Put the lines between the ones holding "candle-body xyxy=(1189,266,1196,368)" and "candle-body xyxy=(1468,958,1476,974)", inclusive, into a Markdown table with the columns No. and Row, numbering each line and leaving out blank lines.
___ GIVEN DATA ___
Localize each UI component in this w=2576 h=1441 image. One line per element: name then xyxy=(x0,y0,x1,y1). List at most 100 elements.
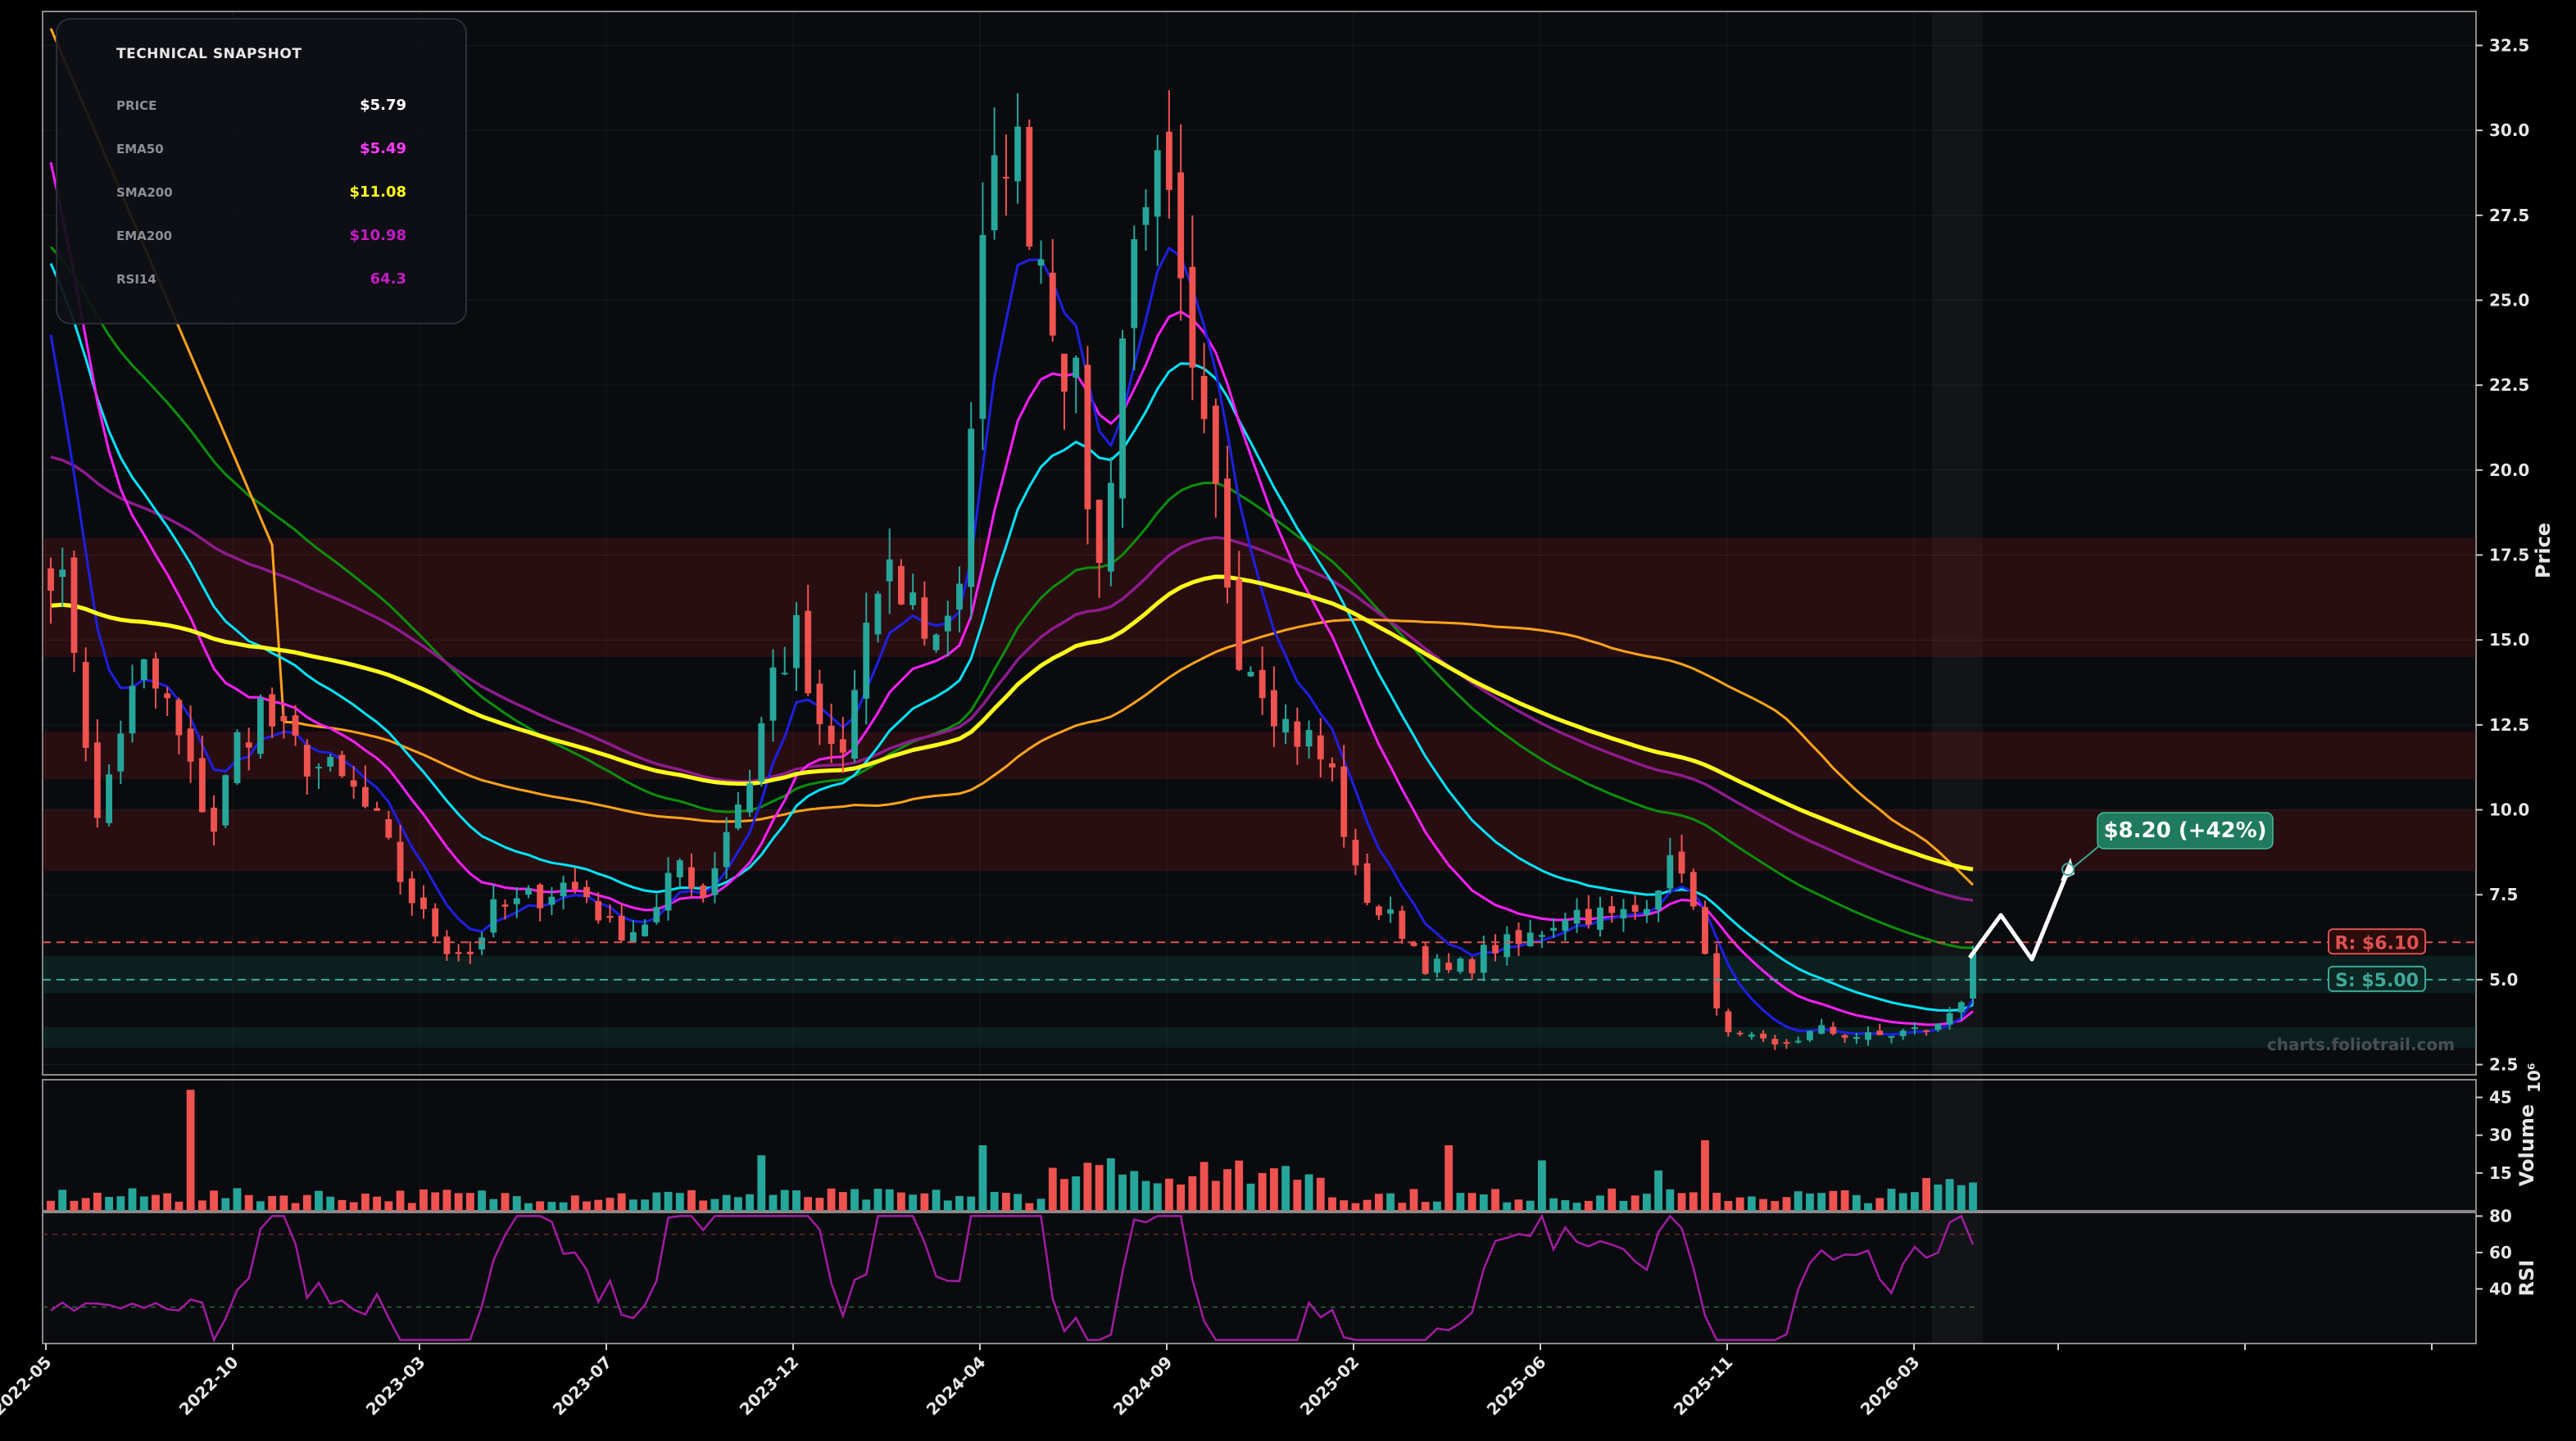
candle-body xyxy=(1189,266,1196,368)
volume-bar xyxy=(1258,1172,1267,1211)
candle-body xyxy=(676,860,683,877)
candle-body xyxy=(1526,932,1534,947)
candle-body xyxy=(1399,910,1406,940)
candle-body xyxy=(1888,1035,1895,1038)
candle-body xyxy=(1899,1031,1907,1036)
candle-body xyxy=(455,952,462,954)
technical-snapshot-panel: TECHNICAL SNAPSHOT PRICE $5.79 EMA50 $5.… xyxy=(56,18,467,324)
candle-body xyxy=(303,745,311,777)
volume-bar xyxy=(687,1190,696,1211)
candle-body xyxy=(1830,1026,1837,1034)
candle-body xyxy=(1457,958,1464,972)
candle-body xyxy=(408,878,415,904)
candle-body xyxy=(664,872,672,911)
volume-bar xyxy=(641,1199,650,1211)
candle-body xyxy=(805,610,812,694)
volume-bar xyxy=(210,1190,218,1211)
support-label: S: $5.00 xyxy=(2335,971,2419,991)
candle-body xyxy=(327,756,334,767)
zone-support xyxy=(43,1026,2476,1048)
candle-body xyxy=(642,924,649,936)
volume-bar xyxy=(1829,1190,1838,1211)
candle-body xyxy=(1771,1039,1779,1044)
candle-body xyxy=(1317,735,1324,759)
volume-bar xyxy=(1293,1180,1302,1211)
volume-bar xyxy=(1898,1193,1907,1211)
volume-bar xyxy=(1806,1193,1814,1211)
volume-bar xyxy=(291,1203,300,1211)
candle-body xyxy=(1550,927,1558,931)
candle-body xyxy=(1876,1031,1884,1035)
volume-bar xyxy=(279,1195,288,1211)
volume-bar xyxy=(1141,1180,1150,1211)
volume-bar xyxy=(407,1203,416,1211)
volume-bar xyxy=(420,1189,428,1211)
snapshot-value: $10.98 xyxy=(349,227,406,244)
x-tick-label: 2023-12 xyxy=(736,1353,803,1420)
volume-bar xyxy=(932,1190,941,1211)
candle-body xyxy=(1270,690,1277,727)
x-tick-label: 2023-07 xyxy=(549,1353,616,1420)
volume-bar xyxy=(81,1198,90,1211)
volume-bar xyxy=(978,1145,987,1211)
volume-bar xyxy=(780,1190,789,1211)
volume-bar xyxy=(373,1196,382,1211)
volume-bar xyxy=(1269,1168,1278,1211)
volume-bar xyxy=(1095,1165,1104,1211)
candle-body xyxy=(1468,958,1476,974)
volume-bar xyxy=(1130,1171,1139,1211)
volume-bar xyxy=(1048,1167,1057,1211)
sma200-line xyxy=(50,574,1974,872)
x-tick-label: 2026-03 xyxy=(1857,1353,1924,1420)
candle-body xyxy=(1573,909,1581,924)
candle-body xyxy=(1515,930,1522,945)
volume-bar xyxy=(873,1189,882,1211)
volume-bar xyxy=(1584,1200,1593,1211)
candle-body xyxy=(921,597,928,639)
volume-bar xyxy=(583,1201,591,1211)
price-tick-label: 15.0 xyxy=(2489,630,2529,650)
price-axis-label: Price xyxy=(2532,523,2555,578)
candle-body xyxy=(1853,1036,1860,1040)
volume-bar xyxy=(1572,1203,1581,1211)
volume-bar xyxy=(1072,1176,1081,1211)
volume-bar xyxy=(1922,1178,1931,1211)
rsi-tick-label: 40 xyxy=(2489,1279,2512,1298)
candle-body xyxy=(152,658,159,689)
volume-bar xyxy=(943,1200,952,1211)
price-tick-label: 25.0 xyxy=(2489,290,2529,310)
candle-body xyxy=(1597,907,1603,931)
volume-bar xyxy=(1794,1191,1803,1211)
volume-bar xyxy=(442,1190,451,1211)
snapshot-value: $5.79 xyxy=(360,97,406,114)
volume-bar xyxy=(862,1199,871,1211)
candle-body xyxy=(211,807,217,832)
candle-body xyxy=(1689,872,1697,907)
sma100-line xyxy=(49,28,1975,886)
volume-bar xyxy=(1025,1203,1034,1211)
candle-body xyxy=(1655,890,1662,910)
candle-body xyxy=(1410,942,1417,946)
volume-bar xyxy=(652,1192,661,1211)
price-tick-label: 22.5 xyxy=(2489,375,2529,395)
candle-body xyxy=(1282,718,1290,733)
volume-bar xyxy=(967,1196,976,1211)
volume-bar xyxy=(1316,1177,1325,1211)
volume-bar xyxy=(501,1193,510,1211)
candle-body xyxy=(70,557,78,653)
volume-bar xyxy=(710,1199,719,1211)
candle-body xyxy=(1305,730,1313,747)
volume-bar xyxy=(757,1155,766,1211)
projection-path xyxy=(1967,870,2070,962)
volume-bar xyxy=(186,1090,195,1211)
volume-bar xyxy=(58,1190,67,1211)
volume-bar xyxy=(1759,1199,1767,1211)
volume-bar xyxy=(1106,1158,1115,1211)
candle-body xyxy=(432,908,439,937)
volume-bar xyxy=(1514,1199,1523,1211)
volume-bar xyxy=(338,1199,347,1211)
volume-bar xyxy=(197,1200,206,1211)
candle-body xyxy=(338,754,346,777)
volume-tick-label: 30 xyxy=(2489,1126,2512,1145)
volume-bar xyxy=(1596,1195,1604,1211)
___
▶ _THE REPLY_
| No. | Row |
|---|---|
| 1 | candle-body xyxy=(1189,266,1196,368) |
| 2 | volume-bar xyxy=(1258,1172,1267,1211) |
| 3 | candle-body xyxy=(676,860,683,877) |
| 4 | candle-body xyxy=(1526,932,1534,947) |
| 5 | candle-body xyxy=(1399,910,1406,940) |
| 6 | candle-body xyxy=(1888,1035,1895,1038) |
| 7 | candle-body xyxy=(1899,1031,1907,1036) |
| 8 | candle-body xyxy=(455,952,462,954) |
| 9 | technical-snapshot-panel: TECHNICAL SNAPSHOT PRICE $5.79 EMA50 $5.… xyxy=(56,18,467,324) |
| 10 | candle-body xyxy=(303,745,311,777) |
| 11 | volume-bar xyxy=(687,1190,696,1211) |
| 12 | candle-body xyxy=(1830,1026,1837,1034) |
| 13 | candle-body xyxy=(1457,958,1464,972) |
| 14 | candle-body xyxy=(408,878,415,904) |
| 15 | candle-body xyxy=(664,872,672,911) |
| 16 | volume-bar xyxy=(641,1199,650,1211) |
| 17 | candle-body xyxy=(805,610,812,694) |
| 18 | volume-bar xyxy=(210,1190,218,1211) |
| 19 | support-label: S: $5.00 xyxy=(2335,971,2419,991) |
| 20 | candle-body xyxy=(327,756,334,767) |
| 21 | zone-support xyxy=(43,1026,2476,1048) |
| 22 | candle-body xyxy=(642,924,649,936) |
| 23 | volume-bar xyxy=(1829,1190,1838,1211) |
| 24 | candle-body xyxy=(1771,1039,1779,1044) |
| 25 | candle-body xyxy=(1317,735,1324,759) |
| 26 | volume-bar xyxy=(1293,1180,1302,1211) |
| 27 | volume-bar xyxy=(1898,1193,1907,1211) |
| 28 | volume-bar xyxy=(1806,1193,1814,1211) |
| 29 | volume-bar xyxy=(291,1203,300,1211) |
| 30 | candle-body xyxy=(1550,927,1558,931) |
| 31 | candle-body xyxy=(1876,1031,1884,1035) |
| 32 | volume-bar xyxy=(279,1195,288,1211) |
| 33 | volume-bar xyxy=(1141,1180,1150,1211) |
| 34 | volume-bar xyxy=(407,1203,416,1211) |
| 35 | volume-bar xyxy=(420,1189,428,1211) |
| 36 | snapshot-value: $10.98 xyxy=(349,227,406,244) |
| 37 | x-tick-label: 2023-12 xyxy=(736,1353,803,1420) |
| 38 | volume-bar xyxy=(932,1190,941,1211) |
| 39 | candle-body xyxy=(1270,690,1277,727) |
| 40 | x-tick-label: 2023-07 xyxy=(549,1353,616,1420) |
| 41 | volume-bar xyxy=(81,1198,90,1211) |
| 42 | volume-bar xyxy=(978,1145,987,1211) |
| 43 | volume-bar xyxy=(780,1190,789,1211) |
| 44 | volume-bar xyxy=(373,1196,382,1211) |
| 45 | volume-bar xyxy=(1269,1168,1278,1211) |
| 46 | volume-bar xyxy=(1095,1165,1104,1211) |
| 47 | candle-body xyxy=(1468,958,1476,974) |